[start]
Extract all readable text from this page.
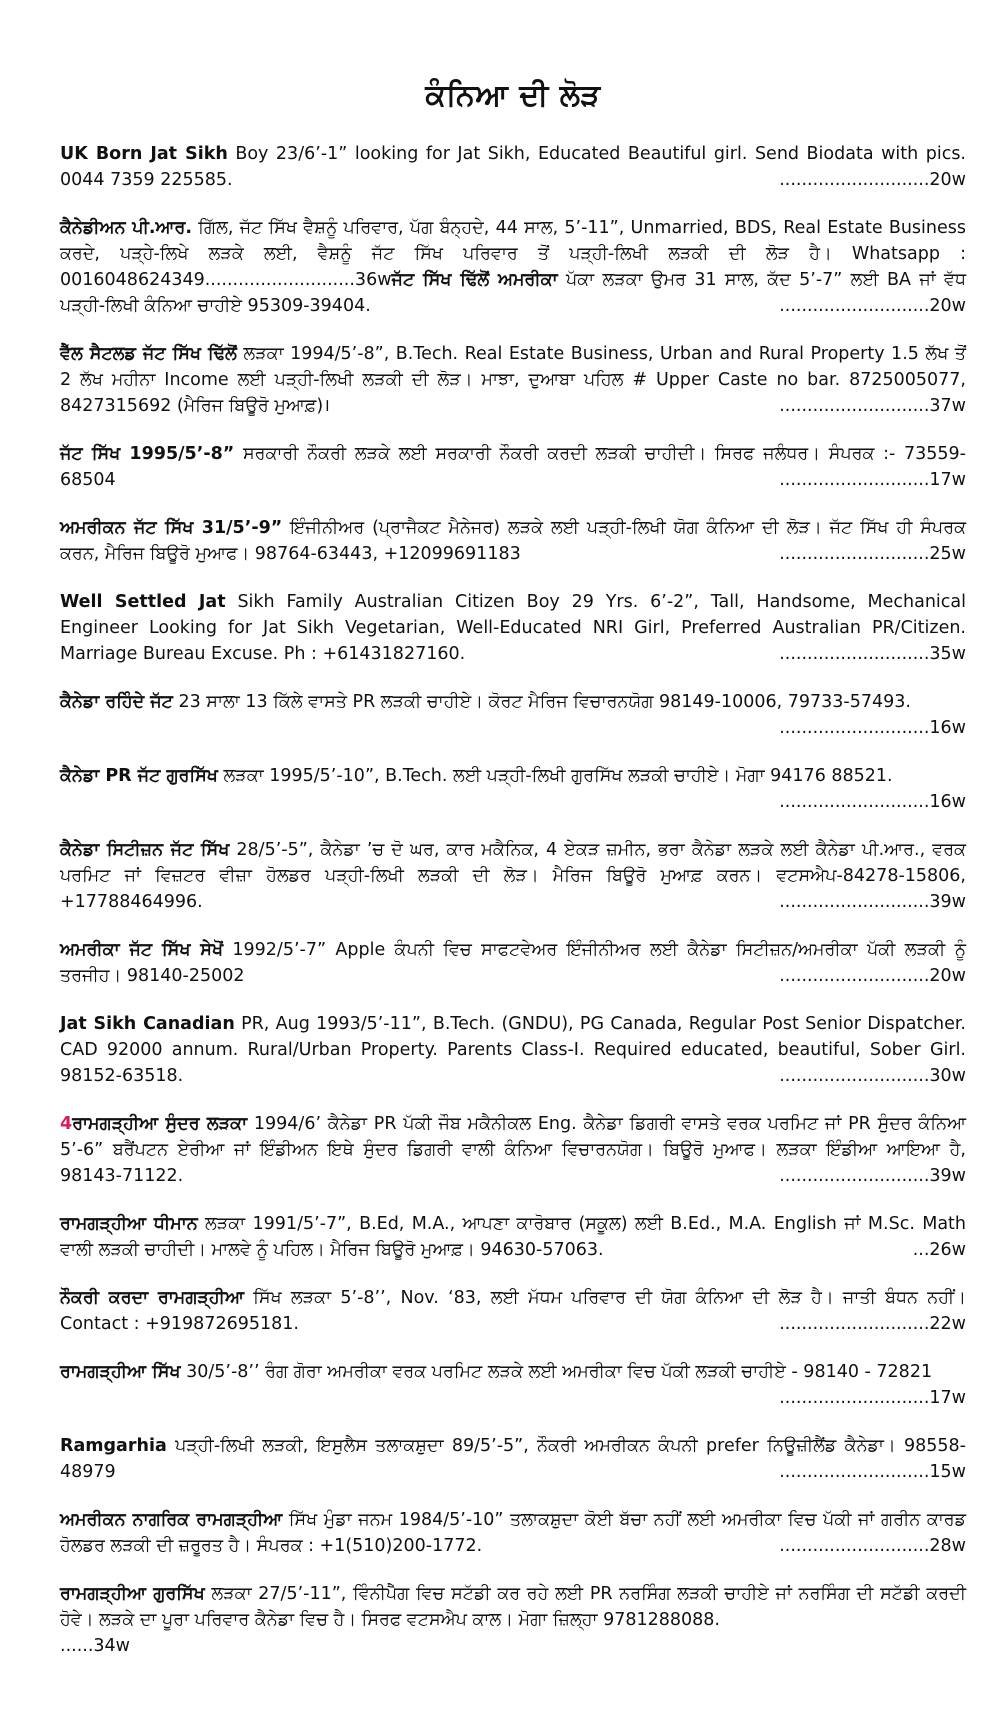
ਕੰਨਿਆ ਦੀ ਲੋੜ
UK Born Jat Sikh Boy 23/6’-1” looking for Jat Sikh, Educated Beautiful girl. Send Biodata with pics. 0044 7359 225585.	...........................20w
ਕੈਨੇਡੀਅਨ ਪੀ.ਆਰ. ਗਿੱਲ, ਜੱਟ ਸਿੱਖ ਵੈਸ਼ਨੂੰ ਪਰਿਵਾਰ, ਪੱਗ ਬੰਨ੍ਹਦੇ, 44 ਸਾਲ, 5’-11”, Unmarried, BDS, Real Estate Business ਕਰਦੇ, ਪੜ੍ਹੇ-ਲਿਖੇ ਲੜਕੇ ਲਈ, ਵੈਸ਼ਨੂੰ ਜੱਟ ਸਿੱਖ ਪਰਿਵਾਰ ਤੋਂ ਪੜ੍ਹੀ-ਲਿਖੀ ਲੜਕੀ ਦੀ ਲੋੜ ਹੈ। Whatsapp : 0016048624349...........................36wਜੱਟ ਸਿੱਖ ਢਿੱਲੋਂ ਅਮਰੀਕਾ ਪੱਕਾ ਲੜਕਾ ਉਮਰ 31 ਸਾਲ, ਕੱਦ 5’-7” ਲਈ BA ਜਾਂ ਵੱਧ ਪੜ੍ਹੀ-ਲਿਖੀ ਕੰਨਿਆ ਚਾਹੀਏ 95309-39404.	...........................20w
ਵੈੱਲ ਸੈਟਲਡ ਜੱਟ ਸਿੱਖ ਢਿੱਲੋਂ ਲੜਕਾ 1994/5’-8”, B.Tech. Real Estate Business, Urban and Rural Property 1.5 ਲੱਖ ਤੋਂ 2 ਲੱਖ ਮਹੀਨਾ Income ਲਈ ਪੜ੍ਹੀ-ਲਿਖੀ ਲੜਕੀ ਦੀ ਲੋੜ। ਮਾਝਾ, ਦੁਆਬਾ ਪਹਿਲ # Upper Caste no bar. 8725005077, 8427315692 (ਮੈਰਿਜ ਬਿਊਰੋ ਮੁਆਫ਼)।	...........................37w
ਜੱਟ ਸਿੱਖ 1995/5’-8” ਸਰਕਾਰੀ ਨੌਕਰੀ ਲੜਕੇ ਲਈ ਸਰਕਾਰੀ ਨੌਕਰੀ ਕਰਦੀ ਲੜਕੀ ਚਾਹੀਦੀ। ਸਿਰਫ ਜਲੰਧਰ। ਸੰਪਰਕ :- 73559-68504	...........................17w
ਅਮਰੀਕਨ ਜੱਟ ਸਿੱਖ 31/5’-9” ਇੰਜੀਨੀਅਰ (ਪ੍ਰਾਜੈਕਟ ਮੈਨੇਜਰ) ਲੜਕੇ ਲਈ ਪੜ੍ਹੀ-ਲਿਖੀ ਯੋਗ ਕੰਨਿਆ ਦੀ ਲੋੜ। ਜੱਟ ਸਿੱਖ ਹੀ ਸੰਪਰਕ ਕਰਨ, ਮੈਰਿਜ ਬਿਊਰੋ ਮੁਆਫ। 98764-63443, +12099691183	...........................25w
Well Settled Jat Sikh Family Australian Citizen Boy 29 Yrs. 6’-2”, Tall, Handsome, Mechanical Engineer Looking for Jat Sikh Vegetarian, Well-Educated NRI Girl, Preferred Australian PR/Citizen. Marriage Bureau Excuse. Ph : +61431827160.	...........................35w
ਕੈਨੇਡਾ ਰਹਿੰਦੇ ਜੱਟ 23 ਸਾਲਾ 13 ਕਿੱਲੇ ਵਾਸਤੇ PR ਲੜਕੀ ਚਾਹੀਏ। ਕੋਰਟ ਮੈਰਿਜ ਵਿਚਾਰਨਯੋਗ 98149-10006, 79733-57493.
...........................16w
ਕੈਨੇਡਾ PR ਜੱਟ ਗੁਰਸਿੱਖ ਲੜਕਾ 1995/5’-10”, B.Tech. ਲਈ ਪੜ੍ਹੀ-ਲਿਖੀ ਗੁਰਸਿੱਖ ਲੜਕੀ ਚਾਹੀਏ। ਮੋਗਾ 94176 88521.
...........................16w
ਕੈਨੇਡਾ ਸਿਟੀਜ਼ਨ ਜੱਟ ਸਿੱਖ 28/5’-5”, ਕੈਨੇਡਾ ’ਚ ਦੋ ਘਰ, ਕਾਰ ਮਕੈਨਿਕ, 4 ਏਕੜ ਜ਼ਮੀਨ, ਭਰਾ ਕੈਨੇਡਾ ਲੜਕੇ ਲਈ ਕੈਨੇਡਾ ਪੀ.ਆਰ., ਵਰਕ ਪਰਮਿਟ ਜਾਂ ਵਿਜ਼ਟਰ ਵੀਜ਼ਾ ਹੋਲਡਰ ਪੜ੍ਹੀ-ਲਿਖੀ ਲੜਕੀ ਦੀ ਲੋੜ। ਮੈਰਿਜ ਬਿਊਰੋ ਮੁਆਫ਼ ਕਰਨ। ਵਟਸਐਪ-84278-15806, +17788464996.	...........................39w
ਅਮਰੀਕਾ ਜੱਟ ਸਿੱਖ ਸੇਖੋਂ 1992/5’-7” Apple ਕੰਪਨੀ ਵਿਚ ਸਾਫਟਵੇਅਰ ਇੰਜੀਨੀਅਰ ਲਈ ਕੈਨੇਡਾ ਸਿਟੀਜ਼ਨ/ਅਮਰੀਕਾ ਪੱਕੀ ਲੜਕੀ ਨੂੰ ਤਰਜੀਹ। 98140-25002	...........................20w
Jat Sikh Canadian PR, Aug 1993/5’-11”, B.Tech. (GNDU), PG Canada, Regular Post Senior Dispatcher. CAD 92000 annum. Rural/Urban Property. Parents Class-I. Required educated, beautiful, Sober Girl. 98152-63518.	...........................30w
4ਰਾਮਗੜ੍ਹੀਆ ਸੁੰਦਰ ਲੜਕਾ 1994/6’ ਕੈਨੇਡਾ PR ਪੱਕੀ ਜੌਬ ਮਕੈਨੀਕਲ Eng. ਕੈਨੇਡਾ ਡਿਗਰੀ ਵਾਸਤੇ ਵਰਕ ਪਰਮਿਟ ਜਾਂ PR ਸੁੰਦਰ ਕੰਨਿਆ 5’-6” ਬਰੈਂਪਟਨ ਏਰੀਆ ਜਾਂ ਇੰਡੀਅਨ ਇਥੇ ਸੁੰਦਰ ਡਿਗਰੀ ਵਾਲੀ ਕੰਨਿਆ ਵਿਚਾਰਨਯੋਗ। ਬਿਊਰੋ ਮੁਆਫ। ਲੜਕਾ ਇੰਡੀਆ ਆਇਆ ਹੈ, 98143-71122.	...........................39w
ਰਾਮਗੜ੍ਹੀਆ ਧੀਮਾਨ ਲੜਕਾ 1991/5’-7”, B.Ed, M.A., ਆਪਣਾ ਕਾਰੋਬਾਰ (ਸਕੂਲ) ਲਈ B.Ed., M.A. English ਜਾਂ M.Sc. Math ਵਾਲੀ ਲੜਕੀ ਚਾਹੀਦੀ। ਮਾਲਵੇ ਨੂੰ ਪਹਿਲ। ਮੈਰਿਜ ਬਿਊਰੋ ਮੁਆਫ਼। 94630-57063.	...26w
ਨੌਕਰੀ ਕਰਦਾ ਰਾਮਗੜ੍ਹੀਆ ਸਿੱਖ ਲੜਕਾ 5’-8’’, Nov. ‘83, ਲਈ ਮੱਧਮ ਪਰਿਵਾਰ ਦੀ ਯੋਗ ਕੰਨਿਆ ਦੀ ਲੋੜ ਹੈ। ਜਾਤੀ ਬੰਧਨ ਨਹੀਂ। Contact : +919872695181.	...........................22w
ਰਾਮਗੜ੍ਹੀਆ ਸਿੱਖ 30/5’-8’’ ਰੰਗ ਗੋਰਾ ਅਮਰੀਕਾ ਵਰਕ ਪਰਮਿਟ ਲੜਕੇ ਲਈ ਅਮਰੀਕਾ ਵਿਚ ਪੱਕੀ ਲੜਕੀ ਚਾਹੀਏ - 98140 - 72821
...........................17w
Ramgarhia ਪੜ੍ਹੀ-ਲਿਖੀ ਲੜਕੀ, ਇਸੁਲੈਸ ਤਲਾਕਸ਼ੁਦਾ 89/5’-5”, ਨੌਕਰੀ ਅਮਰੀਕਨ ਕੰਪਨੀ prefer ਨਿਊਜ਼ੀਲੈਂਡ ਕੈਨੇਡਾ। 98558-48979	...........................15w
ਅਮਰੀਕਨ ਨਾਗਰਿਕ ਰਾਮਗੜ੍ਹੀਆ ਸਿੱਖ ਮੁੰਡਾ ਜਨਮ 1984/5’-10” ਤਲਾਕਸ਼ੁਦਾ ਕੋਈ ਬੱਚਾ ਨਹੀਂ ਲਈ ਅਮਰੀਕਾ ਵਿਚ ਪੱਕੀ ਜਾਂ ਗਰੀਨ ਕਾਰਡ ਹੋਲਡਰ ਲੜਕੀ ਦੀ ਜ਼ਰੂਰਤ ਹੈ। ਸੰਪਰਕ : +1(510)200-1772.	...........................28w
ਰਾਮਗੜ੍ਹੀਆ ਗੁਰਸਿੱਖ ਲੜਕਾ 27/5’-11”, ਵਿੰਨੀਪੈੱਗ ਵਿਚ ਸਟੱਡੀ ਕਰ ਰਹੇ ਲਈ PR ਨਰਸਿੰਗ ਲੜਕੀ ਚਾਹੀਏ ਜਾਂ ਨਰਸਿੰਗ ਦੀ ਸਟੱਡੀ ਕਰਦੀ ਹੋਵੇ। ਲੜਕੇ ਦਾ ਪੂਰਾ ਪਰਿਵਾਰ ਕੈਨੇਡਾ ਵਿਚ ਹੈ। ਸਿਰਫ ਵਟਸਐਪ ਕਾਲ। ਮੋਗਾ ਜ਼ਿਲ੍ਹਾ 9781288088.
......34w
[end]
#### [Given exercise]
Where does the word "Rural" appear? Return each line that holds it.

#### [Exercise solution]
ਵੈੱਲ ਸੈਟਲਡ ਜੱਟ ਸਿੱਖ ਢਿੱਲੋਂ ਲੜਕਾ 1994/5’-8”, B.Tech. Real Estate Business, Urban and Rural Property 1.5 ਲੱਖ ਤੋਂ 2 ਲੱਖ ਮਹੀਨਾ Income ਲਈ ਪੜ੍ਹੀ-ਲਿਖੀ ਲੜਕੀ ਦੀ ਲੋੜ। ਮਾਝਾ, ਦੁਆਬਾ ਪਹਿਲ # Upper Caste no bar. 8725005077, 8427315692 (ਮੈਰਿਜ ਬਿਊਰੋ ਮੁਆਫ਼)।	...........................37w
Jat Sikh Canadian PR, Aug 1993/5’-11”, B.Tech. (GNDU), PG Canada, Regular Post Senior Dispatcher. CAD 92000 annum. Rural/Urban Property. Parents Class-I. Required educated, beautiful, Sober Girl. 98152-63518.	...........................30w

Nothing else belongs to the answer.